== RAW RECORDS

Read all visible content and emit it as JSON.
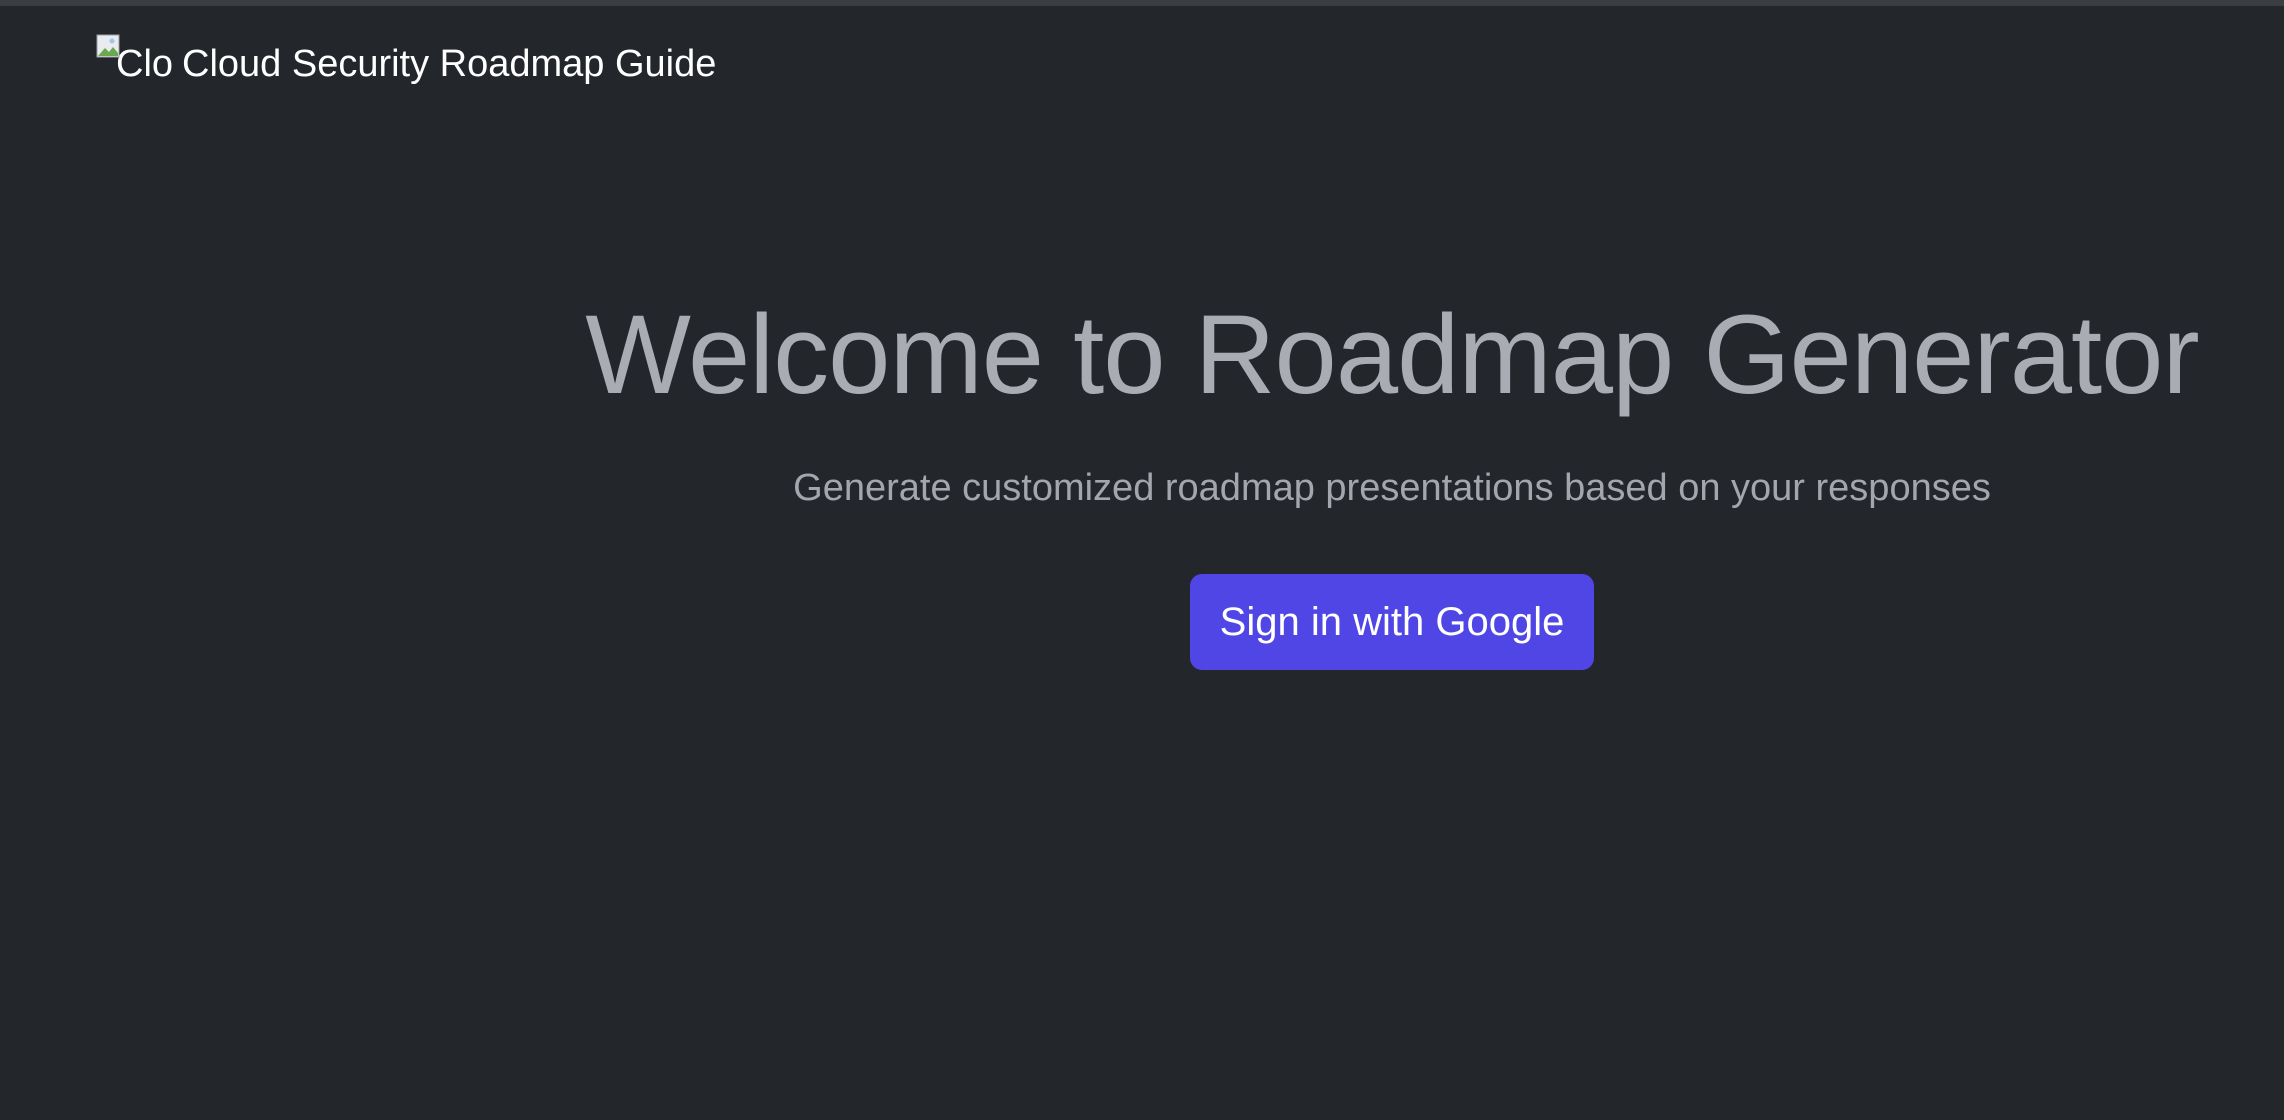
{
  "header": {
    "logo_alt": "Clo",
    "title": "Cloud Security Roadmap Guide"
  },
  "hero": {
    "title": "Welcome to Roadmap Generator",
    "subtitle": "Generate customized roadmap presentations based on your responses",
    "signin_label": "Sign in with Google"
  },
  "colors": {
    "background": "#23262b",
    "accent": "#4f46e5",
    "title_text": "#a9adb3"
  },
  "icons": {
    "logo": "broken-image-icon"
  }
}
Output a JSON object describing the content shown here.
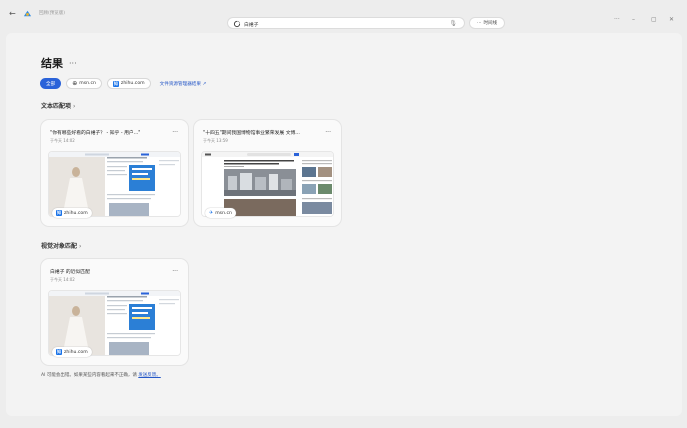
{
  "titlebar": {
    "app_name": "回顾(预览版)",
    "search_query": "白裙子",
    "timeline_label": "时间线"
  },
  "results": {
    "title": "结果",
    "more": "···",
    "filters": [
      {
        "label": "全部",
        "active": true
      },
      {
        "label": "msn.cn",
        "active": false
      },
      {
        "label": "zhihu.com",
        "active": false
      }
    ],
    "file_explorer_link": "文件资源管理器结果 ↗"
  },
  "text_matches": {
    "heading": "文本匹配项",
    "chevron": "›",
    "cards": [
      {
        "title": "\"你有哪些好看的白裙子？ - 知乎 - 用户...\"",
        "time": "于今天 14:02",
        "more": "···",
        "source": "zhihu.com"
      },
      {
        "title": "\"十四五\"期间我国博物馆事业繁荣发展 文博...",
        "time": "于今天 13:59",
        "more": "···",
        "source": "msn.cn"
      }
    ]
  },
  "visual_matches": {
    "heading": "视觉对象匹配",
    "chevron": "›",
    "cards": [
      {
        "title": "白裙子 的近似匹配",
        "time": "于今天 14:02",
        "more": "···",
        "source": "zhihu.com"
      }
    ]
  },
  "disclaimer": {
    "text": "AI 可能会出错。如果某些内容看起来不正确，请",
    "link": "发送反馈。"
  },
  "colors": {
    "accent": "#2b63d9",
    "link": "#2557c7"
  }
}
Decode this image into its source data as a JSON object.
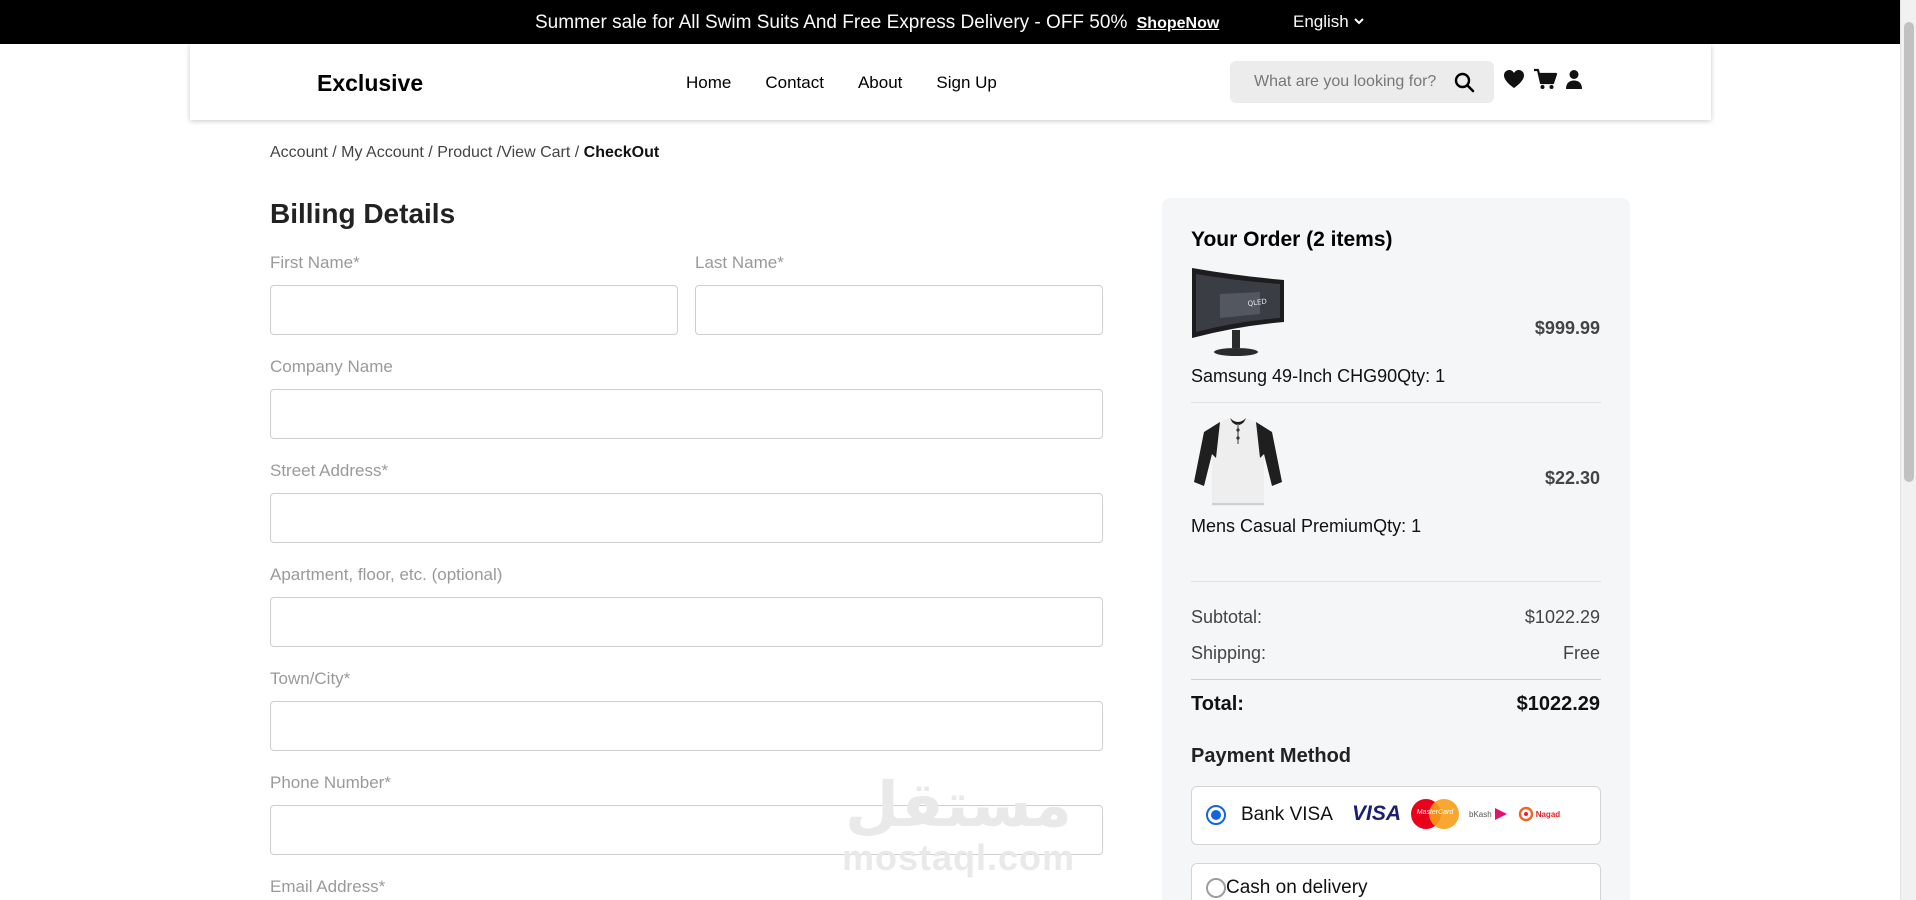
{
  "topbar": {
    "promo_text": "Summer sale for All Swim Suits And Free Express Delivery - OFF 50%",
    "promo_link": "ShopeNow",
    "language": "English"
  },
  "header": {
    "logo": "Exclusive",
    "nav": [
      "Home",
      "Contact",
      "About",
      "Sign Up"
    ],
    "search_placeholder": "What are you looking for?",
    "icons": [
      "heart-icon",
      "cart-icon",
      "user-icon",
      "search-icon"
    ]
  },
  "breadcrumb": {
    "items": [
      "Account",
      "My Account",
      "Product",
      "View Cart"
    ],
    "current": "CheckOut"
  },
  "billing": {
    "title": "Billing Details",
    "fields": [
      {
        "label": "First Name*",
        "value": ""
      },
      {
        "label": "Last Name*",
        "value": ""
      },
      {
        "label": "Company Name",
        "value": ""
      },
      {
        "label": "Street Address*",
        "value": ""
      },
      {
        "label": "Apartment, floor, etc. (optional)",
        "value": ""
      },
      {
        "label": "Town/City*",
        "value": ""
      },
      {
        "label": "Phone Number*",
        "value": ""
      },
      {
        "label": "Email Address*",
        "value": ""
      }
    ]
  },
  "watermark": {
    "arabic": "مستقل",
    "latin": "mostaql.com"
  },
  "order": {
    "title": "Your Order (2 items)",
    "items": [
      {
        "name": "Samsung 49-Inch CHG90",
        "qty": "Qty: 1",
        "price": "$999.99",
        "image": "monitor-image"
      },
      {
        "name": "Mens Casual Premium",
        "qty": "Qty: 1",
        "price": "$22.30",
        "image": "shirt-image"
      }
    ],
    "subtotal_label": "Subtotal:",
    "subtotal_value": "$1022.29",
    "shipping_label": "Shipping:",
    "shipping_value": "Free",
    "total_label": "Total:",
    "total_value": "$1022.29"
  },
  "payment": {
    "title": "Payment Method",
    "options": [
      {
        "label": "Bank VISA",
        "selected": true,
        "logos": [
          "VISA",
          "MasterCard",
          "bKash",
          "Nagad"
        ]
      },
      {
        "label": "Cash on delivery",
        "selected": false
      }
    ]
  },
  "colors": {
    "topbar_bg": "#000000",
    "panel_bg": "#f5f6f8",
    "radio_accent": "#1565d8"
  }
}
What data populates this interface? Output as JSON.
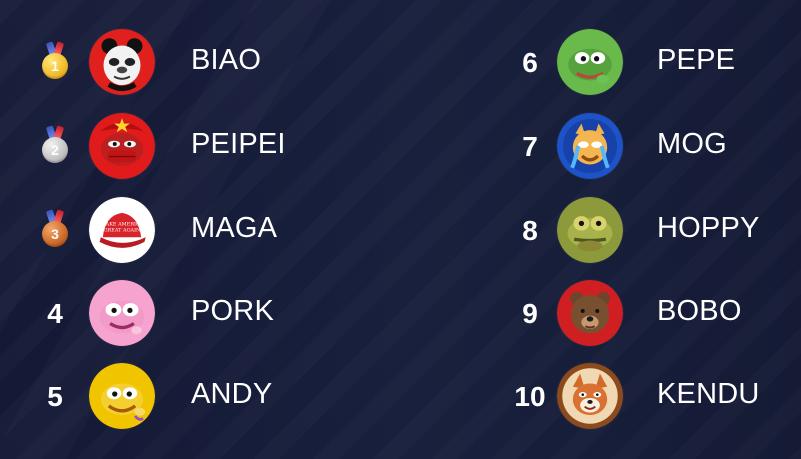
{
  "leaderboard": {
    "entries": [
      {
        "rank": "1",
        "name": "BIAO",
        "avatar_icon": "panda-face-icon",
        "medal": "gold"
      },
      {
        "rank": "2",
        "name": "PEIPEI",
        "avatar_icon": "red-masked-frog-icon",
        "medal": "silver"
      },
      {
        "rank": "3",
        "name": "MAGA",
        "avatar_icon": "red-cap-icon",
        "medal": "bronze"
      },
      {
        "rank": "4",
        "name": "PORK",
        "avatar_icon": "pink-frog-icon"
      },
      {
        "rank": "5",
        "name": "ANDY",
        "avatar_icon": "yellow-frog-icon"
      },
      {
        "rank": "6",
        "name": "PEPE",
        "avatar_icon": "green-frog-icon"
      },
      {
        "rank": "7",
        "name": "MOG",
        "avatar_icon": "crying-cat-icon"
      },
      {
        "rank": "8",
        "name": "HOPPY",
        "avatar_icon": "green-toad-icon"
      },
      {
        "rank": "9",
        "name": "BOBO",
        "avatar_icon": "bear-icon"
      },
      {
        "rank": "10",
        "name": "KENDU",
        "avatar_icon": "shiba-dog-icon"
      }
    ],
    "cap_text": {
      "line1": "MAKE AMERICA",
      "line2": "GREAT AGAIN"
    },
    "colors": {
      "background": "#151a35",
      "text": "#ffffff",
      "gold": "#f2c030",
      "silver": "#c4c4c4",
      "bronze": "#cf6b29"
    }
  }
}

====

- [GIVEN PROBLEM]: Identify and extract each line of the listing that contains "green".

- [TASK ANSWER]:
        "avatar_icon": "green-frog-icon"
        "avatar_icon": "green-toad-icon"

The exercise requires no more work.